Work required
All lines in which the word "CLASSIC" occurs are to be extracted.

Data to use

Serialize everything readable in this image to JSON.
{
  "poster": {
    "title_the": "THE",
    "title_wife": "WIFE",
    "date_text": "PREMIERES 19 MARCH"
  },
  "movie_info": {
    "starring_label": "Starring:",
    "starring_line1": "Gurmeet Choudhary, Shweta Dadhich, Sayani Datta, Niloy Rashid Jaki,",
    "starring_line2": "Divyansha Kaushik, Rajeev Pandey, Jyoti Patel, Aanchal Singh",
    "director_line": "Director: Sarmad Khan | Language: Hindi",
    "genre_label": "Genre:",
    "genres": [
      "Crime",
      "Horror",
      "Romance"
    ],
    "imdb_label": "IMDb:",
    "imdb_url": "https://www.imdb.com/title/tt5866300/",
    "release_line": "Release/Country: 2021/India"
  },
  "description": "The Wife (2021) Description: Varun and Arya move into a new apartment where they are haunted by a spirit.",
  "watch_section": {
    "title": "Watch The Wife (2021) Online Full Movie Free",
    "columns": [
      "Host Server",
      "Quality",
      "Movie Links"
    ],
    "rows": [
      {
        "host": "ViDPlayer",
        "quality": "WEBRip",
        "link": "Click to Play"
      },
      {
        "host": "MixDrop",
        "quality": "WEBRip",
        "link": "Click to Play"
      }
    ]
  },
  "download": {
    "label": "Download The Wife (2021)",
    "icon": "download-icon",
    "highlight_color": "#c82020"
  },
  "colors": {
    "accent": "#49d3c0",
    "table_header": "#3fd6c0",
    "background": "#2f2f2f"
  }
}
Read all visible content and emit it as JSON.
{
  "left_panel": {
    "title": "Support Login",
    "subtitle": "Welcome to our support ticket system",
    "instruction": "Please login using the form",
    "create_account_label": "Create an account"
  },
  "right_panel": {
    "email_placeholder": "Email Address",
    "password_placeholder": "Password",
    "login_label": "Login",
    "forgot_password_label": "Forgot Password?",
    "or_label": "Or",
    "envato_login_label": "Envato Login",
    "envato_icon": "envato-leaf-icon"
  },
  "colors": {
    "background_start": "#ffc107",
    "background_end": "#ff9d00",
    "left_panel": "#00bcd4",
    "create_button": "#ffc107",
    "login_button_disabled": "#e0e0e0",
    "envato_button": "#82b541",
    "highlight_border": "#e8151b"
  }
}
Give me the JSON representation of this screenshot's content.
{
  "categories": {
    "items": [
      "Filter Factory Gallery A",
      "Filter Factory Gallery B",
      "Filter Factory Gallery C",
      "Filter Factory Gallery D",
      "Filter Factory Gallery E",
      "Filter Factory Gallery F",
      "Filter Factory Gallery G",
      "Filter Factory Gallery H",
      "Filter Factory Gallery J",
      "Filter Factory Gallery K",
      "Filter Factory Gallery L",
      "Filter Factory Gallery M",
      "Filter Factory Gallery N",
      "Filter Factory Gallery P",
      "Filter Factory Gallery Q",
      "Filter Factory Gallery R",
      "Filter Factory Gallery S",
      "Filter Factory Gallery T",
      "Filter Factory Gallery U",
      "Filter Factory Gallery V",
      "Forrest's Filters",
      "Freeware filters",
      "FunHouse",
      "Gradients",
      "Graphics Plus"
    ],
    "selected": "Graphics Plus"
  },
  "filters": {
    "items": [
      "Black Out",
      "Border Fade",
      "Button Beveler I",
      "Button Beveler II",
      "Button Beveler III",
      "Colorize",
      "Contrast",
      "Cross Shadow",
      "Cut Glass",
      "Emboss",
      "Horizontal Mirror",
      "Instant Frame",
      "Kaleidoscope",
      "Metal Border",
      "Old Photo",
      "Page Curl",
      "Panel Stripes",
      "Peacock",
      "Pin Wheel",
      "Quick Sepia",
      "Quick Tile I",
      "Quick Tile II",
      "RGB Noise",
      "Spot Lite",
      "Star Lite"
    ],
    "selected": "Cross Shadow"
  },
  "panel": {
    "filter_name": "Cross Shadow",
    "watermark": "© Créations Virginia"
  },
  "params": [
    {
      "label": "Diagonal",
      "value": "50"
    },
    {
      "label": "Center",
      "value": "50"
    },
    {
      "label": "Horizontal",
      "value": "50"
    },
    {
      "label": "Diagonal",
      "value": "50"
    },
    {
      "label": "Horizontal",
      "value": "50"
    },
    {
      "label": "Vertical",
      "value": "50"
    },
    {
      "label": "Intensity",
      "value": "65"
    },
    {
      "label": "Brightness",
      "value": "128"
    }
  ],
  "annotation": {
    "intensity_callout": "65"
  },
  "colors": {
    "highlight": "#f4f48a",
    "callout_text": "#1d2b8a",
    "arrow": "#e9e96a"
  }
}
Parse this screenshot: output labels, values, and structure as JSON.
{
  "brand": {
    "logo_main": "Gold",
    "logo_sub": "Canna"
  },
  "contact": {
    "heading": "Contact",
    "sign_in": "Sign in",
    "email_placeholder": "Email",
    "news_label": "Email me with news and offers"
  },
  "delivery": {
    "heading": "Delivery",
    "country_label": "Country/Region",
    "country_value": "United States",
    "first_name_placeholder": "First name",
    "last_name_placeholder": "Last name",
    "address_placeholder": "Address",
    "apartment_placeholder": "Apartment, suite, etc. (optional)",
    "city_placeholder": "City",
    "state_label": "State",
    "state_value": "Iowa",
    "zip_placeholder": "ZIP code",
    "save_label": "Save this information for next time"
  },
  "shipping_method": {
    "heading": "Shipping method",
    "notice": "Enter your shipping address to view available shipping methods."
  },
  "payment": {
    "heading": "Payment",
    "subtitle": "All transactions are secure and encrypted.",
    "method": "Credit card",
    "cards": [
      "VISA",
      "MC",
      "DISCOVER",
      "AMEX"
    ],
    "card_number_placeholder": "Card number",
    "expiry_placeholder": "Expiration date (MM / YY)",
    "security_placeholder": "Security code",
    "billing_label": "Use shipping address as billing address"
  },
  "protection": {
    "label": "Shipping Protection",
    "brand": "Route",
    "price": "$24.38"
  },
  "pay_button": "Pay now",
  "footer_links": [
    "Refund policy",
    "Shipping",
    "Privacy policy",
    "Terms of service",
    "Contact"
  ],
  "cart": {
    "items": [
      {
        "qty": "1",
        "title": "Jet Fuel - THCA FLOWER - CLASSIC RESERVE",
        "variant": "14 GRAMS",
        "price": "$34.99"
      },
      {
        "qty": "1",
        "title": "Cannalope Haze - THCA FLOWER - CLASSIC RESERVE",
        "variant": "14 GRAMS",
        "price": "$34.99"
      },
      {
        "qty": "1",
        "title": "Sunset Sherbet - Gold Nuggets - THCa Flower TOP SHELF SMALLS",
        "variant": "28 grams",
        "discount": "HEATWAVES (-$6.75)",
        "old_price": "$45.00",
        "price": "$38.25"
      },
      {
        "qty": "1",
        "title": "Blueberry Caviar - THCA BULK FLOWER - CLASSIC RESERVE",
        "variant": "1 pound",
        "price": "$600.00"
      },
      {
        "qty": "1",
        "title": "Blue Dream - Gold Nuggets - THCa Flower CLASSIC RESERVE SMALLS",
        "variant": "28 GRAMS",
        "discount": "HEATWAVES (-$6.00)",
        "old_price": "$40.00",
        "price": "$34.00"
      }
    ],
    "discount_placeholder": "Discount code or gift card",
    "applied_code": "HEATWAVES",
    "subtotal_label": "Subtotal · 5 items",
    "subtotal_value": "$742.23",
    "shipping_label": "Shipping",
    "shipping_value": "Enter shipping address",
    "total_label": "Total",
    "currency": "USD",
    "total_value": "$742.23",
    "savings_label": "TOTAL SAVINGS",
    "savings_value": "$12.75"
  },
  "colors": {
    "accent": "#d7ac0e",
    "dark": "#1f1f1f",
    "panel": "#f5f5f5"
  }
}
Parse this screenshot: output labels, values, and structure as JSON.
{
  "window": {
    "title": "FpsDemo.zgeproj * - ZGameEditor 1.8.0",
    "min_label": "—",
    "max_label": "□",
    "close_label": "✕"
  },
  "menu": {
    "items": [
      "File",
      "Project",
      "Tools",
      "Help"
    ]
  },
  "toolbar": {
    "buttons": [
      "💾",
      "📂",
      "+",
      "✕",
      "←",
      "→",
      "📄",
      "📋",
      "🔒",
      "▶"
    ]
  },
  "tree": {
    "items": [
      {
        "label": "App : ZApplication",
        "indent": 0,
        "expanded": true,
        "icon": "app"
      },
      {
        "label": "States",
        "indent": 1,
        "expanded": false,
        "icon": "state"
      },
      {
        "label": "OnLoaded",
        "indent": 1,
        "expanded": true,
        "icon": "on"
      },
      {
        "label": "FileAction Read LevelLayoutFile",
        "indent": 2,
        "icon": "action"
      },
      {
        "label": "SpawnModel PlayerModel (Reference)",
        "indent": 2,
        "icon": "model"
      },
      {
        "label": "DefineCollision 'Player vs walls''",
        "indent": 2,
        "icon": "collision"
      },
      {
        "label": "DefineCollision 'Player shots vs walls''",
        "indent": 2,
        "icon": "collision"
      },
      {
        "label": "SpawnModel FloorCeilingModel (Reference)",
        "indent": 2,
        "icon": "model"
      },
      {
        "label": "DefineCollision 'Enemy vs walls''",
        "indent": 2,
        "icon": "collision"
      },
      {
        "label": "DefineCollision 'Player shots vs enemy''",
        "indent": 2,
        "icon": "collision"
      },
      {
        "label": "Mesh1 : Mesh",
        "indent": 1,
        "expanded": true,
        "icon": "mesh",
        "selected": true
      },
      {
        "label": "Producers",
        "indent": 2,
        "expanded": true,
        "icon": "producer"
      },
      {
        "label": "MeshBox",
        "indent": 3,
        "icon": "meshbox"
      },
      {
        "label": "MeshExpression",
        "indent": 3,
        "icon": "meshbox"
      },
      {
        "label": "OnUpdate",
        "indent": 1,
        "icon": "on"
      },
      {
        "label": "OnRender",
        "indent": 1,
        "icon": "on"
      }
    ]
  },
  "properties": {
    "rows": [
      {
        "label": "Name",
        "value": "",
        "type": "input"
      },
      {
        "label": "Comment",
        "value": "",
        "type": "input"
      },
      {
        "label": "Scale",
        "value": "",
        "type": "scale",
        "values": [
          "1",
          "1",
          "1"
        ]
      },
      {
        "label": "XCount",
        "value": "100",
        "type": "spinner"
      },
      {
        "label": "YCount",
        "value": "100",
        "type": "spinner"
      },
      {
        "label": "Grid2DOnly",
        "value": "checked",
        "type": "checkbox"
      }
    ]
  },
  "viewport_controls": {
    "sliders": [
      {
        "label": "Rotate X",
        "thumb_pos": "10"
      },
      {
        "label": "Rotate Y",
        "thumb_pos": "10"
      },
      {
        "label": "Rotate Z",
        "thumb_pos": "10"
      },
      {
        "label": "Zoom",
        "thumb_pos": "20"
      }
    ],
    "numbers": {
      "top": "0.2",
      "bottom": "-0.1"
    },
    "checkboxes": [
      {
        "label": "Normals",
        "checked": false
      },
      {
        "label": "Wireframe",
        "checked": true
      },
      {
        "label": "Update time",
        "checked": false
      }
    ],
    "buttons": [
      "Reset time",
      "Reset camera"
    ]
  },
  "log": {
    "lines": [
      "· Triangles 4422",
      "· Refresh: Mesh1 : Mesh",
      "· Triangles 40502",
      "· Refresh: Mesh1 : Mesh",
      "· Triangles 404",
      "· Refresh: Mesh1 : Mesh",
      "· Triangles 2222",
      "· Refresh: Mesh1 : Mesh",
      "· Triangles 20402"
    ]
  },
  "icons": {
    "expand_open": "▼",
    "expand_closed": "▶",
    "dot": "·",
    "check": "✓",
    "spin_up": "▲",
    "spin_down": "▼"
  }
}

Answer to the exercise
        "title": "Jet Fuel - THCA FLOWER - CLASSIC RESERVE",
        "title": "Cannalope Haze - THCA FLOWER - CLASSIC RESERVE",
        "title": "Blueberry Caviar - THCA BULK FLOWER - CLASSIC RESERVE",
        "title": "Blue Dream - Gold Nuggets - THCa Flower CLASSIC RESERVE SMALLS",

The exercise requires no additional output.